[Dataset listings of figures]
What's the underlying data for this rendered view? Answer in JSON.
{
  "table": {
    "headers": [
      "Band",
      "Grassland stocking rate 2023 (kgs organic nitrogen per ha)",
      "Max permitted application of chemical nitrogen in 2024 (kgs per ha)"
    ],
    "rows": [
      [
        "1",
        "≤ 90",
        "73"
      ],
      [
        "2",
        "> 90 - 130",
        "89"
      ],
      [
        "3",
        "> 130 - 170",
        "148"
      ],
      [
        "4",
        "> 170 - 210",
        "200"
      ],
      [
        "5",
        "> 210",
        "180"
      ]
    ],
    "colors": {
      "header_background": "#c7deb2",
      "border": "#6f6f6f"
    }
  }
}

Objective: Identify all lines in the records above with the word "nitrogen".

The reply:
      "Grassland stocking rate 2023 (kgs organic nitrogen per ha)",
      "Max permitted application of chemical nitrogen in 2024 (kgs per ha)"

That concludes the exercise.